FRAGMENTO PROPORCIONADO
*****
La historia de la modista que llega a su pueblo con la frente alta, trata con cordialidad y seduce con sus artes al excéntrico y fetichista comisario (Hugo Weaving), intenta enderezar la historia familiar con su sarcástica madre (Judy Davis) y se enreda, casi sin intención, con un apuesto campesino (Hemsworth), no se desvía del verdadero objetivo de su regreso que consiste en averiguar cómo fue que se la culpó de una muerte de la que no recuerda detalles. La señorita Dunnage no cree ser una asesina y eso es lo que se propone demostrar aunque todo empiece en medio de una serie de disloques vodevilianos y cueste creer que las cosas vayan en serio.
La película se sostiene con trucos que van apareciendo con admirable pericia. Ya dijimos que comienza como un western y casi sin que nos demos cuenta se convierte en una comedia costumbrista, luego en una intriga sherlockiana para dar paso finalmente a un drama romántico intenso y sin que sus personajes caigan en el ridículo en todo ese peregrinaje. Como ocurre con el fetichista encarnado por Weaving, que sin recrear a un estereotipo amanerado conmueve con la frustración de su vicio reprimido, o la filosa e irónica madre compuesta por Davis cuyas líneas requieren de la máxima atención para ser captadas por su fina ironía. Todos ocupan su lugar de una manera estudiadamente teatral y eso le da a la producción una formalidad medida que logra que se la tome en serio a pesar de todas las licencias. Aún cuando las vecinas del pueblo comienzan a posar y a desfilar con sus impecables vestidos recién diseñados por el polvoriento paraje australiano como si estuviesen en medio de una pasarela parisina y no frente a sus rústicos convivientes. Y que no hace más que acentuar sus pretensiones y miserias, las mismas que a Tilly le costaron el exilio cuando lo importante eran las apariencias, aún mucho más que la misma verdad.
*****
TAREA ASIGNADA A
Responde a partir del fragmento sobre la película:
(i) ¿Qué actor interpreta al comisario?
(ii) ¿En qué consiste el verdadero objetivo del regreso de la modista?
(iii) ¿Por dónde desfilan las vecinas con sus vestidos recién diseñados?
TAREA ASIGNADA B
Según el fragmento, ¿por qué se toma en serio la producción a pesar de todas sus licencias? Explícalo en una a tres oraciones.
TAREA ASIGNADA C
Devuelve sin cambios el pasaje del fragmento que va desde "La historia de" hasta "vayan en serio.", ambos incluidos.
Las filas no intervienen en absoluto aquí.

[Entradas de datos extraídos]
*****
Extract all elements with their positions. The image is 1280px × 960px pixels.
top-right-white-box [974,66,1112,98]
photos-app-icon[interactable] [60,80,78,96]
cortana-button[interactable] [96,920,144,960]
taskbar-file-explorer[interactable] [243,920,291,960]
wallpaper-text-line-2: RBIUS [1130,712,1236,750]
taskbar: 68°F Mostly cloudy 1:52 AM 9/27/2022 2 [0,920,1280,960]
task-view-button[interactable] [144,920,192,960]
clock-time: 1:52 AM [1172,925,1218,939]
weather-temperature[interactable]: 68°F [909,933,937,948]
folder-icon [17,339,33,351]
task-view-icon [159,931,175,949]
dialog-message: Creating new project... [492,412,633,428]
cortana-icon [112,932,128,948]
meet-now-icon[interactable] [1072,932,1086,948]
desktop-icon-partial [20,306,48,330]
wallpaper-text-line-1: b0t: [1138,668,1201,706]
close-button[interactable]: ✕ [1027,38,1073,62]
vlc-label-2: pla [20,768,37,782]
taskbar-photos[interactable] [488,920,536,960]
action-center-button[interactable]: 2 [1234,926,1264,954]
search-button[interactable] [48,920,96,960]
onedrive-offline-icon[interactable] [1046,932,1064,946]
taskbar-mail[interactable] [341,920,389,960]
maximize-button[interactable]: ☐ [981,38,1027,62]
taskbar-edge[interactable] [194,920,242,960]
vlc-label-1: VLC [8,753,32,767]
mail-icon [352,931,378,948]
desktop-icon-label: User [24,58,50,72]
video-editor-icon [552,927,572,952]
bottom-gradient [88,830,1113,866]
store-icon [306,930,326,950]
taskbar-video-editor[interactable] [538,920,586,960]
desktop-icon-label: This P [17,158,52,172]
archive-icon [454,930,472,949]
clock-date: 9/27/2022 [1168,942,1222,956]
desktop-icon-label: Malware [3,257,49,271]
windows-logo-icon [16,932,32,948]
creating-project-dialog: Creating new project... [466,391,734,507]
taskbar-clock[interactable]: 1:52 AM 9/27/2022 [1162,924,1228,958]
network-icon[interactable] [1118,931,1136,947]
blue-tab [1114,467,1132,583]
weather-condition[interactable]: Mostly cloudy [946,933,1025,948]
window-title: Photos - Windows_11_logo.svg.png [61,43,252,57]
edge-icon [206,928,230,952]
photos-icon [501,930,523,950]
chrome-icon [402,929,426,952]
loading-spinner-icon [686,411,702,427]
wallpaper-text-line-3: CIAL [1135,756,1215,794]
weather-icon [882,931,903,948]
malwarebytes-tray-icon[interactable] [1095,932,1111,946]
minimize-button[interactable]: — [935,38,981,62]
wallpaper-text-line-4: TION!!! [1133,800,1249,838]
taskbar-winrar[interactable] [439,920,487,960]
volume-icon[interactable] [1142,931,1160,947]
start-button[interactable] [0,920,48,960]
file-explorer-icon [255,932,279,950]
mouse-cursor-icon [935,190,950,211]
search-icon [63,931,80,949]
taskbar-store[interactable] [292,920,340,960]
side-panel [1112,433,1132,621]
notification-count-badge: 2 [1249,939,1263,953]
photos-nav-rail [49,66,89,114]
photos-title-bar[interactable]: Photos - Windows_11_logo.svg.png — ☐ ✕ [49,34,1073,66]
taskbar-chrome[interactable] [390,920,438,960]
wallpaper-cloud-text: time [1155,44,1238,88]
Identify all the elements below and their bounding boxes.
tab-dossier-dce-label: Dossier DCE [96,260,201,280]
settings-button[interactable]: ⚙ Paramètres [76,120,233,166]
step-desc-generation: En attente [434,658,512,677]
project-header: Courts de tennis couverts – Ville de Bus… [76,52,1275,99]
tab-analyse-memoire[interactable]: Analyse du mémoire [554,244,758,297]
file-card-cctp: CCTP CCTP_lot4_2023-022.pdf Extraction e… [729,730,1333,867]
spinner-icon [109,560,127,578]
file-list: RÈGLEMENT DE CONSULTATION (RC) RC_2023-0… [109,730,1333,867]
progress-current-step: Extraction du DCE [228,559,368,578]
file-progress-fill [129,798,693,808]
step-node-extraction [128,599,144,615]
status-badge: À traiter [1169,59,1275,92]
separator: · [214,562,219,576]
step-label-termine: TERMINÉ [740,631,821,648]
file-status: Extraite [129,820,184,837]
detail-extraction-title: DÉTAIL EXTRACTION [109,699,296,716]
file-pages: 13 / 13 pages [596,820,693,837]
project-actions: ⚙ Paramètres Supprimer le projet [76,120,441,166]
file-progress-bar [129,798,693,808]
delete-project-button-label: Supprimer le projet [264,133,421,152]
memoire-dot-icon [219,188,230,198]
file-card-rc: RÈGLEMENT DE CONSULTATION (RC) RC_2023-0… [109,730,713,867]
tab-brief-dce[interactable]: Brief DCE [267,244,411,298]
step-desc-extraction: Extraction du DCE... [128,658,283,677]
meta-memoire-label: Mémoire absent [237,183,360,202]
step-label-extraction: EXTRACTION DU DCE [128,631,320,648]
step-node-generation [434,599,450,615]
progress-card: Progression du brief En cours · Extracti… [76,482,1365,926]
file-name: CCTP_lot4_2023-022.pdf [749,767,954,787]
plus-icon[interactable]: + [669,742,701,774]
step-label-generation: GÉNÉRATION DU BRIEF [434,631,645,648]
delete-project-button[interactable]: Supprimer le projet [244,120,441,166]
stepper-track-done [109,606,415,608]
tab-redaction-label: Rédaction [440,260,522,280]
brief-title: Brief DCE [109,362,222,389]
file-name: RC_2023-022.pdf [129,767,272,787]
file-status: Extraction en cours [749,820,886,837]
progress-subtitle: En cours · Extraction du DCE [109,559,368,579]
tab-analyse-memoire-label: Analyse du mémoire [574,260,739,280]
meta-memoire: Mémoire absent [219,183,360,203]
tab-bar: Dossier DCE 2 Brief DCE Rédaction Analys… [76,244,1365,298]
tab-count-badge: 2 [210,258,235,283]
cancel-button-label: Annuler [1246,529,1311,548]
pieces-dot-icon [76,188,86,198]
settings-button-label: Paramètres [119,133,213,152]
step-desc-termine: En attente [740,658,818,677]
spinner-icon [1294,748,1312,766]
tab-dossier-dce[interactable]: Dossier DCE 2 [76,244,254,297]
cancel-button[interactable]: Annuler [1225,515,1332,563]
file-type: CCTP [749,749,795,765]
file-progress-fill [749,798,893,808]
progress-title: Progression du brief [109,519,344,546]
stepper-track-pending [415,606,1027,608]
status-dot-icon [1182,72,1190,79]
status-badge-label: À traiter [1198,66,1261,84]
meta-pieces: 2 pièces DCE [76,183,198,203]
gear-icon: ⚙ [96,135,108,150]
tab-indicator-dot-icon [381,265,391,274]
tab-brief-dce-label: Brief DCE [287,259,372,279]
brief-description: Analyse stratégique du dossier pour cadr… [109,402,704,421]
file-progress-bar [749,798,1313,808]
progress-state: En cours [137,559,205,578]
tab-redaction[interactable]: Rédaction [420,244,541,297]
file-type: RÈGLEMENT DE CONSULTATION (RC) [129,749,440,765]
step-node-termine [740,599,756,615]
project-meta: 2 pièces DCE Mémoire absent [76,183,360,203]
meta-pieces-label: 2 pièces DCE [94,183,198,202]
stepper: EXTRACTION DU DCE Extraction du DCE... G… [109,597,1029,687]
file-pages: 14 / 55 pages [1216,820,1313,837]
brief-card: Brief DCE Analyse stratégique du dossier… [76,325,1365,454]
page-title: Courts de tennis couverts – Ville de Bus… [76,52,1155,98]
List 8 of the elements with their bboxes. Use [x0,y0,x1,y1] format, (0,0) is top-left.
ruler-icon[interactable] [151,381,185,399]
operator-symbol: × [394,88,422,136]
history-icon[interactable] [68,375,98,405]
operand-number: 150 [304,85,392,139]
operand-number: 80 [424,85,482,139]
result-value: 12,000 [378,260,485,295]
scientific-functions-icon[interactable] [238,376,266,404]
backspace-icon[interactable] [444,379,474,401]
*****
TU RESPUESTA A
(i) Hugo Weaving.
(ii) En averiguar cómo fue que se la culpó de una muerte de la que no recuerda detalles.
(iii) Por el polvoriento paraje australiano.

TU RESPUESTA B
Porque todos los personajes ocupan su lugar de una manera estudiadamente teatral. Eso le da a la producción una formalidad medida que logra que se la tome en serio.

TU RESPUESTA C
La historia de la modista que llega a su pueblo con la frente alta, trata con cordialidad y seduce con sus artes al excéntrico y fetichista comisario (Hugo Weaving), intenta enderezar la historia familiar con su sarcástica madre (Judy Davis) y se enreda, casi sin intención, con un apuesto campesino (Hemsworth), no se desvía del verdadero objetivo de su regreso que consiste en averiguar cómo fue que se la culpó de una muerte de la que no recuerda detalles. La señorita Dunnage no cree ser una asesina y eso es lo que se propone demostrar aunque todo empiece en medio de una serie de disloques vodevilianos y cueste creer que las cosas vayan en serio.